Filter this material down to the lines that hold "duration", copying each one.

== Input records ==

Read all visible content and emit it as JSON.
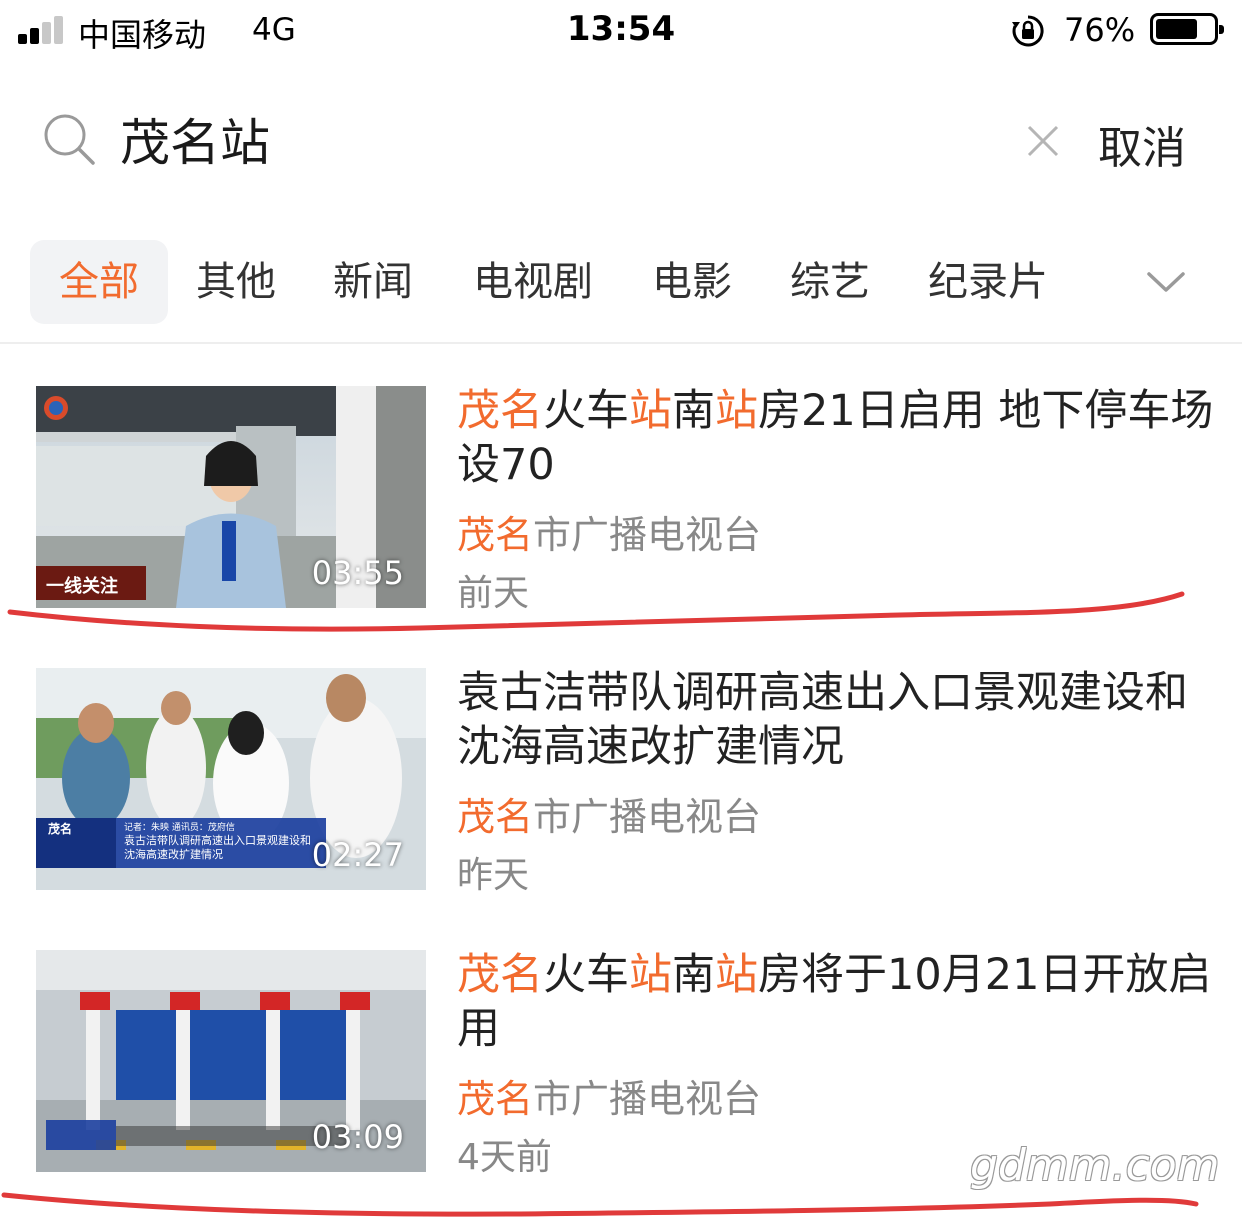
{
  "status_bar": {
    "carrier": "中国移动",
    "network": "4G",
    "time": "13:54",
    "battery_percent": "76%",
    "battery_level": 0.76
  },
  "search": {
    "query": "茂名站",
    "cancel_label": "取消"
  },
  "tabs": [
    {
      "label": "全部",
      "active": true
    },
    {
      "label": "其他",
      "active": false
    },
    {
      "label": "新闻",
      "active": false
    },
    {
      "label": "电视剧",
      "active": false
    },
    {
      "label": "电影",
      "active": false
    },
    {
      "label": "综艺",
      "active": false
    },
    {
      "label": "纪录片",
      "active": false
    }
  ],
  "highlight_color": "#f26b2e",
  "results": [
    {
      "title_segments": [
        {
          "text": "茂名",
          "hl": true
        },
        {
          "text": "火车",
          "hl": false
        },
        {
          "text": "站",
          "hl": true
        },
        {
          "text": "南",
          "hl": false
        },
        {
          "text": "站",
          "hl": true
        },
        {
          "text": "房21日启用 地下停车场设70",
          "hl": false
        }
      ],
      "source_segments": [
        {
          "text": "茂名",
          "hl": true
        },
        {
          "text": "市广播电视台",
          "hl": false
        }
      ],
      "date": "前天",
      "duration": "03:55"
    },
    {
      "title_segments": [
        {
          "text": "袁古洁带队调研高速出入口景观建设和沈海高速改扩建情况",
          "hl": false
        }
      ],
      "source_segments": [
        {
          "text": "茂名",
          "hl": true
        },
        {
          "text": "市广播电视台",
          "hl": false
        }
      ],
      "date": "昨天",
      "duration": "02:27"
    },
    {
      "title_segments": [
        {
          "text": "茂名",
          "hl": true
        },
        {
          "text": "火车",
          "hl": false
        },
        {
          "text": "站",
          "hl": true
        },
        {
          "text": "南",
          "hl": false
        },
        {
          "text": "站",
          "hl": true
        },
        {
          "text": "房将于10月21日开放启用",
          "hl": false
        }
      ],
      "source_segments": [
        {
          "text": "茂名",
          "hl": true
        },
        {
          "text": "市广播电视台",
          "hl": false
        }
      ],
      "date": "4天前",
      "duration": "03:09"
    }
  ],
  "thumbnail_overlays": {
    "first_banner": "一线关注",
    "second_lower_third": "袁古洁带队调研高速出入口景观建设和沈海高速改扩建情况",
    "second_reporter": "记者：朱映  通讯员：茂府信",
    "second_channel": "茂名"
  },
  "watermark": "gdmm.com"
}
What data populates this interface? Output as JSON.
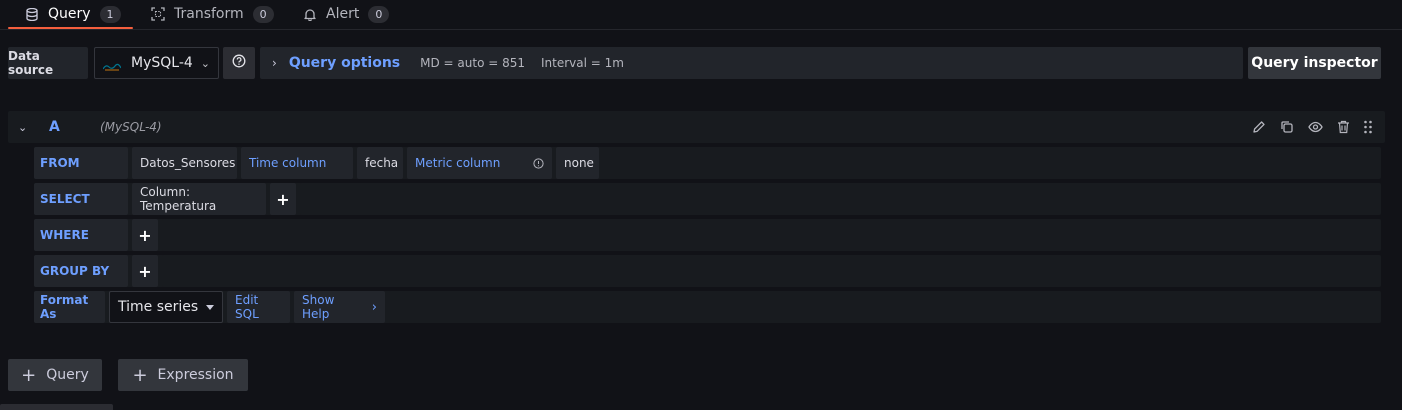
{
  "tabs": [
    {
      "label": "Query",
      "count": "1",
      "icon": "database-icon"
    },
    {
      "label": "Transform",
      "count": "0",
      "icon": "transform-icon"
    },
    {
      "label": "Alert",
      "count": "0",
      "icon": "bell-icon"
    }
  ],
  "toolbar": {
    "data_source_label": "Data source",
    "data_source_value": "MySQL-4",
    "query_options_label": "Query options",
    "md": "MD = auto = 851",
    "interval": "Interval = 1m",
    "inspector_label": "Query inspector"
  },
  "query": {
    "name": "A",
    "datasource": "(MySQL-4)"
  },
  "editor": {
    "from": {
      "keyword": "FROM",
      "table": "Datos_Sensores",
      "time_column_label": "Time column",
      "time_column_value": "fecha",
      "metric_column_label": "Metric column",
      "metric_column_value": "none"
    },
    "select": {
      "keyword": "SELECT",
      "column": "Column: Temperatura",
      "add": "+"
    },
    "where": {
      "keyword": "WHERE",
      "add": "+"
    },
    "group_by": {
      "keyword": "GROUP BY",
      "add": "+"
    },
    "format": {
      "keyword": "Format As",
      "value": "Time series",
      "edit_sql": "Edit SQL",
      "show_help": "Show Help"
    }
  },
  "bottom": {
    "add_query": "Query",
    "add_expression": "Expression"
  },
  "colors": {
    "accent_blue": "#6e9fff",
    "tab_active_underline": "#f55f3e",
    "background": "#111217"
  }
}
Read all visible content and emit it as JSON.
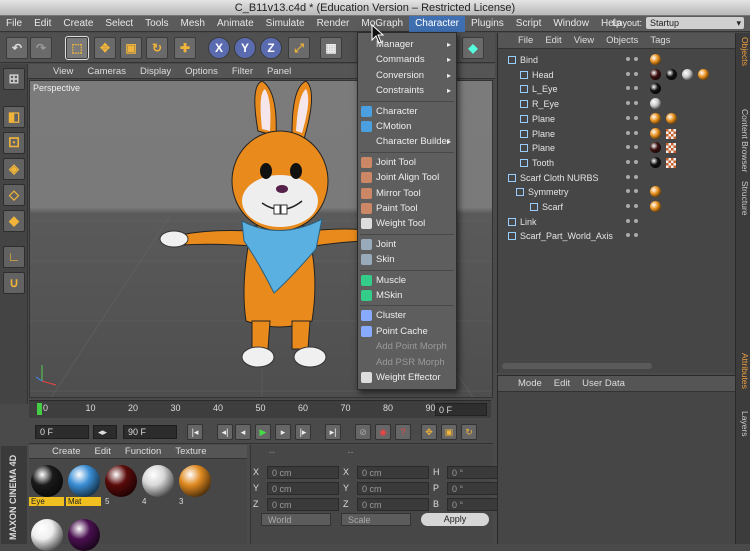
{
  "window_title": "C_B11v13.c4d * (Education Version – Restricted License)",
  "menubar": [
    "File",
    "Edit",
    "Create",
    "Select",
    "Tools",
    "Mesh",
    "Animate",
    "Simulate",
    "Render",
    "MoGraph",
    "Character",
    "Plugins",
    "Script",
    "Window",
    "Help"
  ],
  "layout": {
    "label": "Layout:",
    "value": "Startup"
  },
  "viewport_menu": [
    "View",
    "Cameras",
    "Display",
    "Options",
    "Filter",
    "Panel"
  ],
  "viewport_label": "Perspective",
  "character_menu": [
    {
      "label": "Manager",
      "submenu": true
    },
    {
      "label": "Commands",
      "submenu": true
    },
    {
      "label": "Conversion",
      "submenu": true
    },
    {
      "label": "Constraints",
      "submenu": true
    },
    {
      "label": "Character",
      "icon": "character-icon"
    },
    {
      "label": "CMotion",
      "icon": "cmotion-icon"
    },
    {
      "label": "Character Builder",
      "submenu": true
    },
    {
      "label": "Joint Tool",
      "icon": "joint-tool-icon"
    },
    {
      "label": "Joint Align Tool",
      "icon": "joint-align-icon"
    },
    {
      "label": "Mirror Tool",
      "icon": "mirror-tool-icon"
    },
    {
      "label": "Paint Tool",
      "icon": "paint-tool-icon"
    },
    {
      "label": "Weight Tool",
      "icon": "weight-tool-icon"
    },
    {
      "label": "Joint",
      "icon": "joint-icon"
    },
    {
      "label": "Skin",
      "icon": "skin-icon"
    },
    {
      "label": "Muscle",
      "icon": "muscle-icon"
    },
    {
      "label": "MSkin",
      "icon": "mskin-icon"
    },
    {
      "label": "Cluster",
      "icon": "cluster-icon"
    },
    {
      "label": "Point Cache",
      "icon": "point-cache-icon"
    },
    {
      "label": "Add Point Morph",
      "disabled": true
    },
    {
      "label": "Add PSR Morph",
      "disabled": true
    },
    {
      "label": "Weight Effector",
      "icon": "weight-effector-icon"
    }
  ],
  "object_manager": {
    "menu": [
      "File",
      "Edit",
      "View",
      "Objects",
      "Tags"
    ],
    "rows": [
      "Bind",
      "Head",
      "L_Eye",
      "R_Eye",
      "Plane",
      "Plane",
      "Plane",
      "Tooth",
      "Scarf Cloth NURBS",
      "Symmetry",
      "Scarf",
      "Link",
      "Scarf_Part_World_Axis"
    ]
  },
  "attribute_manager": {
    "menu": [
      "Mode",
      "Edit",
      "User Data"
    ]
  },
  "side_tabs": [
    "Objects",
    "Content Browser",
    "Structure",
    "Attributes",
    "Layers"
  ],
  "timeline": {
    "ticks": [
      "0",
      "10",
      "20",
      "30",
      "40",
      "50",
      "60",
      "70",
      "80",
      "90"
    ],
    "current_frame": "0 F"
  },
  "transport": {
    "start": "0 F",
    "end": "90 F"
  },
  "material_manager": {
    "menu": [
      "Create",
      "Edit",
      "Function",
      "Texture"
    ],
    "materials": [
      "Eye",
      "Mat",
      "5",
      "4",
      "3"
    ],
    "material_colors": [
      "#1a1a1a",
      "#3b8fd6",
      "#5a0a0a",
      "#d8d8d8",
      "#e08a20"
    ]
  },
  "coordinates": {
    "rows": [
      {
        "a": "X",
        "av": "0 cm",
        "b": "X",
        "bv": "0 cm",
        "c": "H",
        "cv": "0 °"
      },
      {
        "a": "Y",
        "av": "0 cm",
        "b": "Y",
        "bv": "0 cm",
        "c": "P",
        "cv": "0 °"
      },
      {
        "a": "Z",
        "av": "0 cm",
        "b": "Z",
        "bv": "0 cm",
        "c": "B",
        "cv": "0 °"
      }
    ],
    "mode1": "World",
    "mode2": "Scale",
    "apply": "Apply"
  },
  "branding": "MAXON CINEMA 4D"
}
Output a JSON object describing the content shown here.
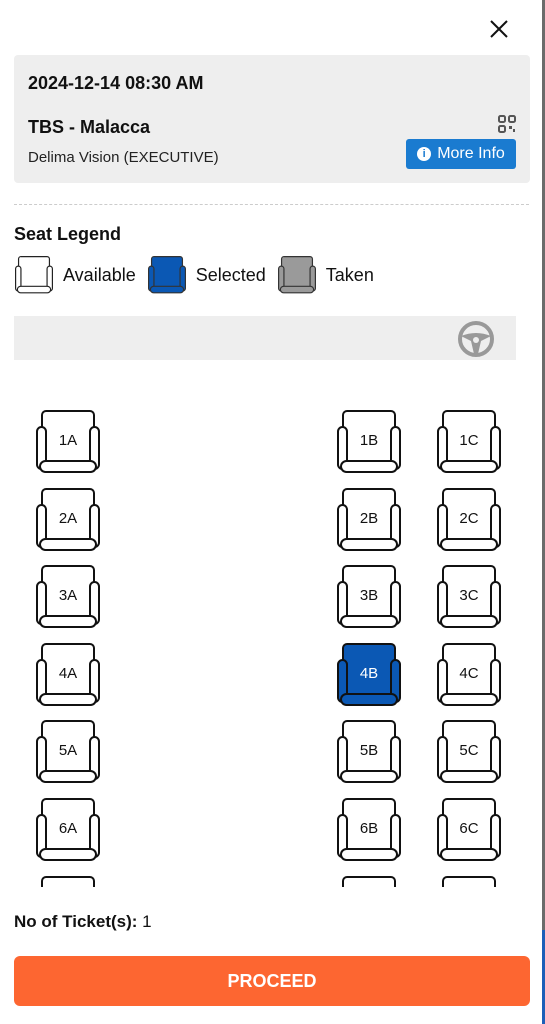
{
  "trip": {
    "datetime": "2024-12-14 08:30 AM",
    "route": "TBS - Malacca",
    "bus": "Delima Vision (EXECUTIVE)",
    "more_info": "More Info"
  },
  "legend": {
    "title": "Seat Legend",
    "items": [
      {
        "label": "Available",
        "color": "#ffffff"
      },
      {
        "label": "Selected",
        "color": "#0b58b4"
      },
      {
        "label": "Taken",
        "color": "#9a9a9a"
      }
    ]
  },
  "seats": [
    {
      "label": "1A",
      "status": "available"
    },
    {
      "label": "1B",
      "status": "available"
    },
    {
      "label": "1C",
      "status": "available"
    },
    {
      "label": "2A",
      "status": "available"
    },
    {
      "label": "2B",
      "status": "available"
    },
    {
      "label": "2C",
      "status": "available"
    },
    {
      "label": "3A",
      "status": "available"
    },
    {
      "label": "3B",
      "status": "available"
    },
    {
      "label": "3C",
      "status": "available"
    },
    {
      "label": "4A",
      "status": "available"
    },
    {
      "label": "4B",
      "status": "selected"
    },
    {
      "label": "4C",
      "status": "available"
    },
    {
      "label": "5A",
      "status": "available"
    },
    {
      "label": "5B",
      "status": "available"
    },
    {
      "label": "5C",
      "status": "available"
    },
    {
      "label": "6A",
      "status": "available"
    },
    {
      "label": "6B",
      "status": "available"
    },
    {
      "label": "6C",
      "status": "available"
    }
  ],
  "footer": {
    "tickets_label": "No of Ticket(s):",
    "tickets_count": "1",
    "proceed": "PROCEED"
  },
  "colors": {
    "accent": "#fd6631",
    "selected": "#0b58b4",
    "info_button": "#1a7bd0"
  }
}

===

### Answer to the problem
      "duration": "03:55"
      "duration": "02:27"
      "duration": "03:09"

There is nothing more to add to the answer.